** Aim 1 **
Summarize the passage about Carl Johann Freudenberg in two sentences.
** Aim 2 **
Repeat word for word the section of the passage about Carl Johann Freudenberg that opens with the words containing "On the Trail" and closes with "on the case.".

** Document text **

On the Trail of the Founder
His name is Carl Johann Freudenberg. The success of today’s technology company can be traced to him. It was 175 years ago – on February 9, 1849 – that he and a partner founded a leather factory in Weinheim. The company’s unique rise followed. Their enterprise would become a global company whose story has been superbly documented in a modern archive and other sources. But what does the record tell us about Carl Johann’s personality, about him as a human being? How do his thinking and actions continue to shape Freudenberg’s corporate values today? The detectives at the Freudenberg Archives are on the case.
“Imagine the founder of a startup who has just become a father for the third time and, in the middle of a revolution, buys a small insolvent business with the financial help of his father in law,” suggests Freudenberg Archivist Julia Schneider. This is an admittedly simplified image of Carl Johann, but it shows he had no shortage of confidence. He was also lucky to be able to assemble the right ingredients for a step-by-step rise from apprentice to co-owner and eventually sole proprietor of his own company. What were these elements? What led him, as a 30-year-old father and family man, to look ahead to success during a period of such uncertainty? “The right character traits are part of the answer. So are the right associations in his business and personal life,” Schneider says.

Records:

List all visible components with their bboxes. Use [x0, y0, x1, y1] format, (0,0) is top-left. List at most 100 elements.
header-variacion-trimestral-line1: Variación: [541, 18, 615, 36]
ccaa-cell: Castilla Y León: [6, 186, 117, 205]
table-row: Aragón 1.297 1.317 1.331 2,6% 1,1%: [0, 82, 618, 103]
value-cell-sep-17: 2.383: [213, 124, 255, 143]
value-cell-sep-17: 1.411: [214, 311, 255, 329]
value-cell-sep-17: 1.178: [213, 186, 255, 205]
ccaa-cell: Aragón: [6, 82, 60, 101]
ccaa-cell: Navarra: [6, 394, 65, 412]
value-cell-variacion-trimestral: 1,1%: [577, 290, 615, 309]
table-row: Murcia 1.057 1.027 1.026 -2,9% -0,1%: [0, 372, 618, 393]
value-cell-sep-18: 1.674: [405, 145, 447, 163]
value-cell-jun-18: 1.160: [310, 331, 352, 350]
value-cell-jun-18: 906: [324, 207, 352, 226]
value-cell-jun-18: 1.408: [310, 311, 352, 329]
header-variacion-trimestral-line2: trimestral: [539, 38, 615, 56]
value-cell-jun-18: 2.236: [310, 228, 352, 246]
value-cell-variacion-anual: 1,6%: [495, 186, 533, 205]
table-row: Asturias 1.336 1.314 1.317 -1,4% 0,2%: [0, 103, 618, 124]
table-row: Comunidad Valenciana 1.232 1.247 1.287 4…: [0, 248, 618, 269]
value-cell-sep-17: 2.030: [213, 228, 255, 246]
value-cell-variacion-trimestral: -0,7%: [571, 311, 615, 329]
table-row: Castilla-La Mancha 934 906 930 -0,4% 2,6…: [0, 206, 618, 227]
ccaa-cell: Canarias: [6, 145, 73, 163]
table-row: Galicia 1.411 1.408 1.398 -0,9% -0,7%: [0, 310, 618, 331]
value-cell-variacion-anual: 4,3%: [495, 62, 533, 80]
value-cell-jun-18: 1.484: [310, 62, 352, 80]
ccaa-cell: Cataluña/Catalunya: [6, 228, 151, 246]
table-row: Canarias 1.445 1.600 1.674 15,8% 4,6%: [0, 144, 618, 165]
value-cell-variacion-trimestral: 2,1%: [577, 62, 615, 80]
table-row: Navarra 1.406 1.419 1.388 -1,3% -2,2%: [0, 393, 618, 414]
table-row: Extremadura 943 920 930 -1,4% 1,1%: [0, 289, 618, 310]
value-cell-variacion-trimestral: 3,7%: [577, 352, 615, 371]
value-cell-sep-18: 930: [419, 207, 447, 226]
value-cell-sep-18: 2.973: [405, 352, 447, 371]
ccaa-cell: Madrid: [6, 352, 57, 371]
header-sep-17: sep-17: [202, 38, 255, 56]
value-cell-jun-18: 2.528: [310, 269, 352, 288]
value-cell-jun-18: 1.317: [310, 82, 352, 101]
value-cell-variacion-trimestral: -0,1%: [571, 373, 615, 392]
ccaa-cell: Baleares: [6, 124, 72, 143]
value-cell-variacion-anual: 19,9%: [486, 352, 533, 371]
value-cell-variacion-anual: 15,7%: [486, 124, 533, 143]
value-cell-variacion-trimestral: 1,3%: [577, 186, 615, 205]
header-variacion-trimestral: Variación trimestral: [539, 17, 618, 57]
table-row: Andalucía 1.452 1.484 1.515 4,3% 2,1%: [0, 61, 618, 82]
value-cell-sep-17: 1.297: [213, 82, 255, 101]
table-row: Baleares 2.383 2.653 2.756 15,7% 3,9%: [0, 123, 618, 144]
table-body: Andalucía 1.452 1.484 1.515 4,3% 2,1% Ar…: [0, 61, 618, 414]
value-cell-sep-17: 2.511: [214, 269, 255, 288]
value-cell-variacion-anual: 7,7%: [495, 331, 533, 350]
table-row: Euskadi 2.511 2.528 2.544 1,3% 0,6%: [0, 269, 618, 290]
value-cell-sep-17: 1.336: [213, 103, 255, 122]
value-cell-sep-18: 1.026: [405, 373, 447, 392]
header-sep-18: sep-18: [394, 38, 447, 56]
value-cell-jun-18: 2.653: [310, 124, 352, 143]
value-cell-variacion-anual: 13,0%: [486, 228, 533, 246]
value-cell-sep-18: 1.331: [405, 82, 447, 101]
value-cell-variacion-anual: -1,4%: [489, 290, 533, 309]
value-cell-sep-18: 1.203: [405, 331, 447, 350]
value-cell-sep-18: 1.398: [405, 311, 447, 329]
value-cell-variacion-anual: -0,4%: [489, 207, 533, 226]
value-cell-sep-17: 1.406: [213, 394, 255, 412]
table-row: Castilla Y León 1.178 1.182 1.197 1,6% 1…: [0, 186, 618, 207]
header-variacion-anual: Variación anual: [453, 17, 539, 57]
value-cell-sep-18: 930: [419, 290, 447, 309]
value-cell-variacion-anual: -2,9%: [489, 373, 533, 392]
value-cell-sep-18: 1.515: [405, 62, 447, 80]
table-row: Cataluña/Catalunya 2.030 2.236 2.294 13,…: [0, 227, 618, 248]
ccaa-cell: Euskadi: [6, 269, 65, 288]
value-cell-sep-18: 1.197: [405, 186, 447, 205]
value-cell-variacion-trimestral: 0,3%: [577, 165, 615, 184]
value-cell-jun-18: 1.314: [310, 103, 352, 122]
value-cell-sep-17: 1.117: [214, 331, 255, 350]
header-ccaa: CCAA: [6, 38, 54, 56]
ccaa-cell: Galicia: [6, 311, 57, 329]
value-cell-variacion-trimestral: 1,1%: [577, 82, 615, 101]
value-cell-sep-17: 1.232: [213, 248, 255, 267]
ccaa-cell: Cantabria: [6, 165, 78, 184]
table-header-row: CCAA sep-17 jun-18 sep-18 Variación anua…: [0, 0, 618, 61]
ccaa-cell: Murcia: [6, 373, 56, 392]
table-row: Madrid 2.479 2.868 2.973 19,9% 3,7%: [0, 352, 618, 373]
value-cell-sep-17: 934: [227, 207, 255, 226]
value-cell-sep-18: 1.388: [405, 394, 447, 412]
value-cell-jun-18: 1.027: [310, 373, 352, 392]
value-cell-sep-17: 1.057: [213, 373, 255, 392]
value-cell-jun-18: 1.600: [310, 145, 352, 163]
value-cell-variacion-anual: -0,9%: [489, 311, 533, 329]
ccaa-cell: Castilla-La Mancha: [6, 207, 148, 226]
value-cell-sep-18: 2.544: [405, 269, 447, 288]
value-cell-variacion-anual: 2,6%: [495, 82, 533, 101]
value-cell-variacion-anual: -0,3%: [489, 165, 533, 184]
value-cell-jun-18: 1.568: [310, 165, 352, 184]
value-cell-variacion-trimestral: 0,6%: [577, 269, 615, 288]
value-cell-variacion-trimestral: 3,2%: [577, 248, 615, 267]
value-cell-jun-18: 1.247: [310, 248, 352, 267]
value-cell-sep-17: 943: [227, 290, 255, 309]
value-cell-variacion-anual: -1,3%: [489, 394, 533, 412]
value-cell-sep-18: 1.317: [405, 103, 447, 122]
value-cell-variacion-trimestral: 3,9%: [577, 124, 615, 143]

** Full response 1 **
On February 9, 1849, Carl Johann Freudenberg and a partner founded a leather factory in Weinheim, the beginning of what became a global technology company with a well-documented history. Freudenberg Archivist Julia Schneider portrays him as a confident founder who rose step by step from apprentice to sole proprietor, helped by the right character traits and the right associations in his business and personal life.

** Full response 2 **
On the Trail of the Founder
His name is Carl Johann Freudenberg. The success of today’s technology company can be traced to him. It was 175 years ago – on February 9, 1849 – that he and a partner founded a leather factory in Weinheim. The company’s unique rise followed. Their enterprise would become a global company whose story has been superbly documented in a modern archive and other sources. But what does the record tell us about Carl Johann’s personality, about him as a human being? How do his thinking and actions continue to shape Freudenberg’s corporate values today? The detectives at the Freudenberg Archives are on the case.